What the task requires: Please report how many lines in the items contain the string "阿里消费洞察", matching case exactly, and give only that number.

■ ■ ■

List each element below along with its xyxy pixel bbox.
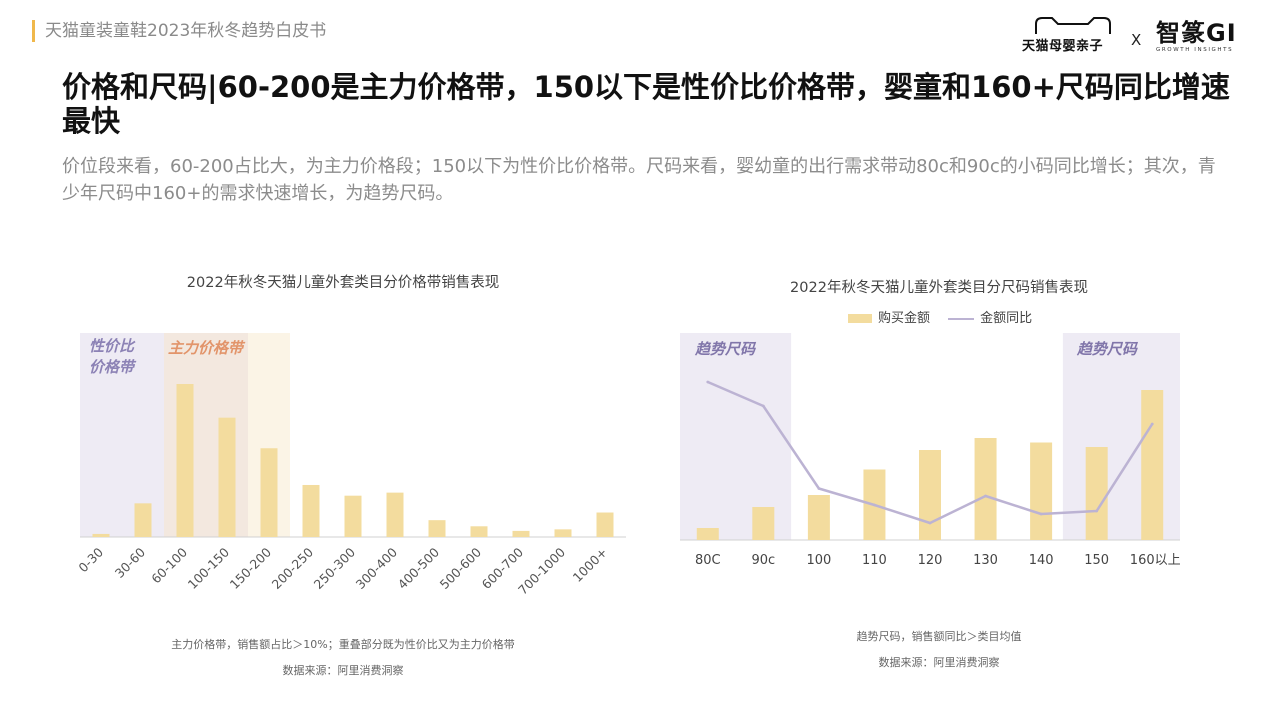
price-bar: [344, 495, 362, 537]
yoy-growth-point: [873, 503, 876, 507]
size-tick-label: 80C: [695, 553, 721, 568]
page-title: 价格和尺码|60-200是主力价格带，150以下是性价比价格带，婴童和160+尺…: [62, 70, 1230, 138]
price-bar: [428, 520, 446, 537]
legend-bar-swatch: [848, 314, 872, 323]
left-chart-note: 主力价格带，销售额占比＞10%；重叠部分既为性价比又为主力价格带: [171, 638, 515, 651]
legend-line-label: 金额同比: [980, 311, 1033, 326]
price-bar: [260, 448, 278, 537]
right-chart-legend: 购买金额 金额同比: [848, 307, 1046, 326]
value-zone-label-line1: 性价比: [89, 337, 136, 355]
size-bar: [974, 438, 997, 540]
size-tick-label: 100: [806, 553, 831, 568]
size-bar: [919, 450, 941, 540]
size-tick-label: 130: [973, 553, 998, 568]
price-tick-label: 300-400: [353, 544, 401, 592]
tmall-cat-icon: [1035, 17, 1111, 34]
price-bar: [512, 530, 530, 537]
legend-item-line: 金额同比: [948, 307, 1032, 326]
value-zone-label-line2: 价格带: [89, 358, 137, 376]
yoy-growth-point: [817, 487, 821, 490]
size-bar: [1030, 442, 1053, 540]
price-bar: [134, 503, 152, 537]
price-bar: [470, 526, 488, 537]
price-bar: [554, 529, 572, 537]
price-tick-label: 60-100: [148, 544, 190, 586]
size-tick-label: 90c: [751, 553, 775, 568]
size-tick-label: 160以上: [1130, 553, 1181, 568]
main-zone-label: 主力价格带: [168, 339, 246, 357]
price-tick-label: 150-200: [227, 544, 275, 592]
brand-x: X: [1131, 31, 1142, 49]
gi-logo: 智篆GI GROWTH INSIGHTS: [1156, 20, 1258, 53]
price-bar: [92, 533, 110, 537]
report-title: 天猫童装童鞋2023年秋冬趋势白皮书: [32, 20, 326, 42]
size-bar: [752, 507, 775, 540]
size-tick-label: 150: [1084, 553, 1109, 568]
legend-bar-label: 购买金额: [878, 311, 931, 326]
price-tick-label: 30-60: [112, 544, 148, 580]
left-chart-title: 2022年秋冬天猫儿童外套类目分价格带销售表现: [186, 275, 500, 291]
right-chart-source: 数据来源：阿里消费洞察: [878, 656, 1000, 669]
trend-zone-label: 趋势尺码: [694, 340, 757, 358]
size-tick-label: 140: [1029, 553, 1054, 568]
price-tick-label: 250-300: [311, 544, 359, 592]
size-bar: [696, 528, 719, 540]
yoy-growth-point: [1095, 509, 1099, 513]
gi-brand-subtext: GROWTH INSIGHTS: [1156, 47, 1234, 53]
right-chart-title: 2022年秋冬天猫儿童外套类目分尺码销售表现: [790, 280, 1088, 296]
price-tick-label: 400-500: [395, 544, 443, 592]
yoy-growth-point: [984, 494, 987, 498]
tmall-logo: 天猫母婴亲子: [1022, 16, 1122, 58]
tmall-brand-text: 天猫母婴亲子: [1022, 39, 1104, 54]
yoy-growth-point: [1039, 512, 1043, 516]
price-tick-label: 0-30: [75, 544, 106, 575]
price-tick-label: 100-150: [185, 544, 233, 592]
yoy-growth-point: [761, 404, 765, 408]
price-bar: [596, 512, 614, 537]
trend-size-zone: [680, 333, 792, 540]
price-tick-label: 200-250: [269, 544, 317, 592]
gi-brand-text: 智篆GI: [1156, 19, 1237, 47]
left-chart-source: 数据来源：阿里消费洞察: [282, 664, 404, 677]
price-tick-label: 1000+: [570, 545, 611, 586]
price-bar: [176, 384, 194, 537]
yoy-growth-point: [928, 521, 932, 525]
price-bar: [218, 417, 236, 537]
size-tick-label: 110: [862, 553, 887, 568]
page-description: 价位段来看，60-200占比大，为主力价格段；150以下为性价比价格带。尺码来看…: [62, 156, 1216, 204]
legend-line-swatch: [948, 317, 975, 320]
size-bar: [1141, 390, 1164, 540]
legend-item-bar: 购买金额: [848, 307, 930, 326]
size-tick-label: 120: [918, 553, 943, 568]
price-tick-label: 500-600: [437, 544, 485, 592]
price-bar: [302, 484, 320, 537]
trend-zone-label: 趋势尺码: [1076, 340, 1139, 358]
right-chart-note: 趋势尺码，销售额同比＞类目均值: [856, 630, 1022, 643]
price-bar: [386, 492, 404, 537]
brand-logos: 天猫母婴亲子 X 智篆GI GROWTH INSIGHTS: [1022, 14, 1258, 62]
yoy-growth-point: [1150, 422, 1154, 426]
yoy-growth-point: [706, 380, 710, 384]
size-bar: [807, 495, 830, 540]
size-bar: [1085, 447, 1108, 540]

■ ■ ■

Task solution: 2